Requirements
Extract each record and reproduce it exactly.

********

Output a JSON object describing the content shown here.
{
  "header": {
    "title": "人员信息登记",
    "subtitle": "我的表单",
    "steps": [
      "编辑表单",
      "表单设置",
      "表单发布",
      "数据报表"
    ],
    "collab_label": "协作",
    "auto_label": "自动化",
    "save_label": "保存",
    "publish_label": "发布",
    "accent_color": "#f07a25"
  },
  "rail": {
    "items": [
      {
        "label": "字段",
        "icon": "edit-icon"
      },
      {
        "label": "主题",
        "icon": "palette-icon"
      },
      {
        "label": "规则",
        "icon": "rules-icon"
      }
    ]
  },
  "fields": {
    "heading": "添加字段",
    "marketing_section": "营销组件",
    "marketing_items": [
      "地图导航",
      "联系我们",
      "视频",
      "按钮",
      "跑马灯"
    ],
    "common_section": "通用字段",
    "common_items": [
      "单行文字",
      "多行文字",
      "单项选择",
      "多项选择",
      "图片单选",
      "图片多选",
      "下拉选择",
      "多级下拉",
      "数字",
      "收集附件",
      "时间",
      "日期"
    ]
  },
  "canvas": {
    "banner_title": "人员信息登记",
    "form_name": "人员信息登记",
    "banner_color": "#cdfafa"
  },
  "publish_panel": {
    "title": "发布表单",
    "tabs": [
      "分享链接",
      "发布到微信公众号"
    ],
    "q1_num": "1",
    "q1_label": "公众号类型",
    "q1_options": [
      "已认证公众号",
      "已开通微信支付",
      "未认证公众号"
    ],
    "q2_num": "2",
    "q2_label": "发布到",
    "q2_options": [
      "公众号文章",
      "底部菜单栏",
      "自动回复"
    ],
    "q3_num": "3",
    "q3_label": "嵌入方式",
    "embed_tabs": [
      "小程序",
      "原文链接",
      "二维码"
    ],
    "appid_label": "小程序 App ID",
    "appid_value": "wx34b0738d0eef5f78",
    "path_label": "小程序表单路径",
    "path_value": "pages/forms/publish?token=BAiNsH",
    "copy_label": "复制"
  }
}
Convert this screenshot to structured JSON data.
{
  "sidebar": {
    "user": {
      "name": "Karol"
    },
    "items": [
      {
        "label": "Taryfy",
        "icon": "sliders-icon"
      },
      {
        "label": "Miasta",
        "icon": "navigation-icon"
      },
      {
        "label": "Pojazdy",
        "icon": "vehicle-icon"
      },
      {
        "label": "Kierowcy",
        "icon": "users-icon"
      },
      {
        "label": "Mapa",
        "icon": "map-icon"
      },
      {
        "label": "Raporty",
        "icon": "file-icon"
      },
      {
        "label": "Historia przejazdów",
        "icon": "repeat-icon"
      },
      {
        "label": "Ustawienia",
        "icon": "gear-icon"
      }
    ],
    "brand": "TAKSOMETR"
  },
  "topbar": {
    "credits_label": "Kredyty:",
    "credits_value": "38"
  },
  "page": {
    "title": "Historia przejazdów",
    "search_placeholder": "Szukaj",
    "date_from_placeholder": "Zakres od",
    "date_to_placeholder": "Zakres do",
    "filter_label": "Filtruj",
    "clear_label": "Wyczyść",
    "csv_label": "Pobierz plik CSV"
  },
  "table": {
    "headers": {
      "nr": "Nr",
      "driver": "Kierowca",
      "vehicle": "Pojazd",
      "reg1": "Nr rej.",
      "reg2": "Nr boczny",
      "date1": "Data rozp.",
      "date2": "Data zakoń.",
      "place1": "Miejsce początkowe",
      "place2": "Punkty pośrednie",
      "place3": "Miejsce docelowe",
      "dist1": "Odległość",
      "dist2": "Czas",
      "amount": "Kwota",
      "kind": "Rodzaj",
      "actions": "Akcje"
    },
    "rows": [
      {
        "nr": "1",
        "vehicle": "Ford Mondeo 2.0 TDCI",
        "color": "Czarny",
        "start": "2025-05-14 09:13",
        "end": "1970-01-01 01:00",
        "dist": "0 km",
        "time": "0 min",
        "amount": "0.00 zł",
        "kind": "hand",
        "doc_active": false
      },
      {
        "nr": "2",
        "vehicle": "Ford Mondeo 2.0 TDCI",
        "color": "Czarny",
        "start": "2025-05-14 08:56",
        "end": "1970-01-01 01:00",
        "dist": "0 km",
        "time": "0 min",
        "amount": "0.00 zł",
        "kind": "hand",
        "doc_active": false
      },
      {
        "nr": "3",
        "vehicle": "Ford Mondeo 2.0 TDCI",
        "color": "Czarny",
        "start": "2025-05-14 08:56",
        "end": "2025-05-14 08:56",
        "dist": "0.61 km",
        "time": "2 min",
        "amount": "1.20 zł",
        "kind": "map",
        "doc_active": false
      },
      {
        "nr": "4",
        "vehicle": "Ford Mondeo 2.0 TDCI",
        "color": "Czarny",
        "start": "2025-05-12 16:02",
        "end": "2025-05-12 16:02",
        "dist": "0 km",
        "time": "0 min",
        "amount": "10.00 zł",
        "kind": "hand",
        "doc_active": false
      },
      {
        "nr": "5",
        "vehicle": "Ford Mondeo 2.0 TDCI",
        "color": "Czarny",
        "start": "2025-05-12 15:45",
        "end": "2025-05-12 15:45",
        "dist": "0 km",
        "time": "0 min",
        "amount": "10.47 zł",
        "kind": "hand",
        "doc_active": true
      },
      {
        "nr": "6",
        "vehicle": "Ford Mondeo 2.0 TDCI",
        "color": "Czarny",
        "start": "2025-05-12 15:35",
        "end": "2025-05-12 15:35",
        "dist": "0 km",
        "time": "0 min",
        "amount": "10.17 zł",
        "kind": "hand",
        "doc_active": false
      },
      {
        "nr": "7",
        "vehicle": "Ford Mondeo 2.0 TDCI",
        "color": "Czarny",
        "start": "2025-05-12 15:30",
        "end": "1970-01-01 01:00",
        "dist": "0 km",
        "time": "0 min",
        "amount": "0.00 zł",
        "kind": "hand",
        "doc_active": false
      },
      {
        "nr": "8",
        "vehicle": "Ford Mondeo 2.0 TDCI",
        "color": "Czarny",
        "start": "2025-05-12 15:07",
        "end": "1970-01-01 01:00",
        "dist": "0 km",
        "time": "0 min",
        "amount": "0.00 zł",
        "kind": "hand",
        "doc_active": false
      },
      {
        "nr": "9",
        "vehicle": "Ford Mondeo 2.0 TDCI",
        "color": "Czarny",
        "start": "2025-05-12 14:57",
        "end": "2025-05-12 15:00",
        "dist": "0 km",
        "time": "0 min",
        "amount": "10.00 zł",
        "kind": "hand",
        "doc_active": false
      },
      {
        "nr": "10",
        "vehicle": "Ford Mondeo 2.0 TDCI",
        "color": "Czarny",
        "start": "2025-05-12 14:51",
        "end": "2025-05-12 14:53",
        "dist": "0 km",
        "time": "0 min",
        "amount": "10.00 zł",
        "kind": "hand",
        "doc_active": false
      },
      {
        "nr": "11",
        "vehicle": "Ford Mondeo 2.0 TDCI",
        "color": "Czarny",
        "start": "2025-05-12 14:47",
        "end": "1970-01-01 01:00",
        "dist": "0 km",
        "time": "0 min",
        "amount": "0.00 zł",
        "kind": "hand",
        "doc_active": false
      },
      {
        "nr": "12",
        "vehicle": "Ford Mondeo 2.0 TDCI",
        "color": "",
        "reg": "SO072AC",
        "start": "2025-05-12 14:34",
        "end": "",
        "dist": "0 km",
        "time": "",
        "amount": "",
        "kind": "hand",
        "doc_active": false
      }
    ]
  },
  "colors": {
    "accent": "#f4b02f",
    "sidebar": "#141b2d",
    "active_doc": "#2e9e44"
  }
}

********

Exercise solution
Output a JSON object describing the content shown here.
{
  "header": {
    "title": "人员信息登记",
    "subtitle": "我的表单",
    "steps": [
      "编辑表单",
      "表单设置",
      "表单发布",
      "数据报表"
    ],
    "collab_label": "协作",
    "auto_label": "自动化",
    "save_label": "保存",
    "publish_label": "发布",
    "accent_color": "#f07a25"
  },
  "rail": {
    "items": [
      {
        "label": "字段",
        "icon": "edit-icon"
      },
      {
        "label": "主题",
        "icon": "palette-icon"
      },
      {
        "label": "规则",
        "icon": "rules-icon"
      }
    ]
  },
  "fields": {
    "heading": "添加字段",
    "marketing_section": "营销组件",
    "marketing_items": [
      "地图导航",
      "联系我们",
      "视频",
      "按钮",
      "跑马灯"
    ],
    "common_section": "通用字段",
    "common_items": [
      "单行文字",
      "多行文字",
      "单项选择",
      "多项选择",
      "图片单选",
      "图片多选",
      "下拉选择",
      "多级下拉",
      "数字",
      "收集附件",
      "时间",
      "日期"
    ]
  },
  "canvas": {
    "banner_title": "人员信息登记",
    "form_name": "人员信息登记",
    "banner_color": "#cdfafa"
  },
  "publish_panel": {
    "title": "发布表单",
    "tabs": [
      "分享链接",
      "发布到微信公众号"
    ],
    "q1_num": "1",
    "q1_label": "公众号类型",
    "q1_options": [
      "已认证公众号",
      "已开通微信支付",
      "未认证公众号"
    ],
    "q2_num": "2",
    "q2_label": "发布到",
    "q2_options": [
      "公众号文章",
      "底部菜单栏",
      "自动回复"
    ],
    "q3_num": "3",
    "q3_label": "嵌入方式",
    "embed_tabs": [
      "小程序",
      "原文链接",
      "二维码"
    ],
    "appid_label": "小程序 App ID",
    "appid_value": "wx34b0738d0eef5f78",
    "path_label": "小程序表单路径",
    "path_value": "pages/forms/publish?token=BAiNsH",
    "copy_label": "复制"
  }
}
Convert this screenshot to structured JSON data.
{
  "sidebar": {
    "user": {
      "name": "Karol"
    },
    "items": [
      {
        "label": "Taryfy",
        "icon": "sliders-icon"
      },
      {
        "label": "Miasta",
        "icon": "navigation-icon"
      },
      {
        "label": "Pojazdy",
        "icon": "vehicle-icon"
      },
      {
        "label": "Kierowcy",
        "icon": "users-icon"
      },
      {
        "label": "Mapa",
        "icon": "map-icon"
      },
      {
        "label": "Raporty",
        "icon": "file-icon"
      },
      {
        "label": "Historia przejazdów",
        "icon": "repeat-icon"
      },
      {
        "label": "Ustawienia",
        "icon": "gear-icon"
      }
    ],
    "brand": "TAKSOMETR"
  },
  "topbar": {
    "credits_label": "Kredyty:",
    "credits_value": "38"
  },
  "page": {
    "title": "Historia przejazdów",
    "search_placeholder": "Szukaj",
    "date_from_placeholder": "Zakres od",
    "date_to_placeholder": "Zakres do",
    "filter_label": "Filtruj",
    "clear_label": "Wyczyść",
    "csv_label": "Pobierz plik CSV"
  },
  "table": {
    "headers": {
      "nr": "Nr",
      "driver": "Kierowca",
      "vehicle": "Pojazd",
      "reg1": "Nr rej.",
      "reg2": "Nr boczny",
      "date1": "Data rozp.",
      "date2": "Data zakoń.",
      "place1": "Miejsce początkowe",
      "place2": "Punkty pośrednie",
      "place3": "Miejsce docelowe",
      "dist1": "Odległość",
      "dist2": "Czas",
      "amount": "Kwota",
      "kind": "Rodzaj",
      "actions": "Akcje"
    },
    "rows": [
      {
        "nr": "1",
        "vehicle": "Ford Mondeo 2.0 TDCI",
        "color": "Czarny",
        "start": "2025-05-14 09:13",
        "end": "1970-01-01 01:00",
        "dist": "0 km",
        "time": "0 min",
        "amount": "0.00 zł",
        "kind": "hand",
        "doc_active": false
      },
      {
        "nr": "2",
        "vehicle": "Ford Mondeo 2.0 TDCI",
        "color": "Czarny",
        "start": "2025-05-14 08:56",
        "end": "1970-01-01 01:00",
        "dist": "0 km",
        "time": "0 min",
        "amount": "0.00 zł",
        "kind": "hand",
        "doc_active": false
      },
      {
        "nr": "3",
        "vehicle": "Ford Mondeo 2.0 TDCI",
        "color": "Czarny",
        "start": "2025-05-14 08:56",
        "end": "2025-05-14 08:56",
        "dist": "0.61 km",
        "time": "2 min",
        "amount": "1.20 zł",
        "kind": "map",
        "doc_active": false
      },
      {
        "nr": "4",
        "vehicle": "Ford Mondeo 2.0 TDCI",
        "color": "Czarny",
        "start": "2025-05-12 16:02",
        "end": "2025-05-12 16:02",
        "dist": "0 km",
        "time": "0 min",
        "amount": "10.00 zł",
        "kind": "hand",
        "doc_active": false
      },
      {
        "nr": "5",
        "vehicle": "Ford Mondeo 2.0 TDCI",
        "color": "Czarny",
        "start": "2025-05-12 15:45",
        "end": "2025-05-12 15:45",
        "dist": "0 km",
        "time": "0 min",
        "amount": "10.47 zł",
        "kind": "hand",
        "doc_active": true
      },
      {
        "nr": "6",
        "vehicle": "Ford Mondeo 2.0 TDCI",
        "color": "Czarny",
        "start": "2025-05-12 15:35",
        "end": "2025-05-12 15:35",
        "dist": "0 km",
        "time": "0 min",
        "amount": "10.17 zł",
        "kind": "hand",
        "doc_active": false
      },
      {
        "nr": "7",
        "vehicle": "Ford Mondeo 2.0 TDCI",
        "color": "Czarny",
        "start": "2025-05-12 15:30",
        "end": "1970-01-01 01:00",
        "dist": "0 km",
        "time": "0 min",
        "amount": "0.00 zł",
        "kind": "hand",
        "doc_active": false
      },
      {
        "nr": "8",
        "vehicle": "Ford Mondeo 2.0 TDCI",
        "color": "Czarny",
        "start": "2025-05-12 15:07",
        "end": "1970-01-01 01:00",
        "dist": "0 km",
        "time": "0 min",
        "amount": "0.00 zł",
        "kind": "hand",
        "doc_active": false
      },
      {
        "nr": "9",
        "vehicle": "Ford Mondeo 2.0 TDCI",
        "color": "Czarny",
        "start": "2025-05-12 14:57",
        "end": "2025-05-12 15:00",
        "dist": "0 km",
        "time": "0 min",
        "amount": "10.00 zł",
        "kind": "hand",
        "doc_active": false
      },
      {
        "nr": "10",
        "vehicle": "Ford Mondeo 2.0 TDCI",
        "color": "Czarny",
        "start": "2025-05-12 14:51",
        "end": "2025-05-12 14:53",
        "dist": "0 km",
        "time": "0 min",
        "amount": "10.00 zł",
        "kind": "hand",
        "doc_active": false
      },
      {
        "nr": "11",
        "vehicle": "Ford Mondeo 2.0 TDCI",
        "color": "Czarny",
        "start": "2025-05-12 14:47",
        "end": "1970-01-01 01:00",
        "dist": "0 km",
        "time": "0 min",
        "amount": "0.00 zł",
        "kind": "hand",
        "doc_active": false
      },
      {
        "nr": "12",
        "vehicle": "Ford Mondeo 2.0 TDCI",
        "color": "",
        "reg": "SO072AC",
        "start": "2025-05-12 14:34",
        "end": "",
        "dist": "0 km",
        "time": "",
        "amount": "",
        "kind": "hand",
        "doc_active": false
      }
    ]
  },
  "colors": {
    "accent": "#f4b02f",
    "sidebar": "#141b2d",
    "active_doc": "#2e9e44"
  }
}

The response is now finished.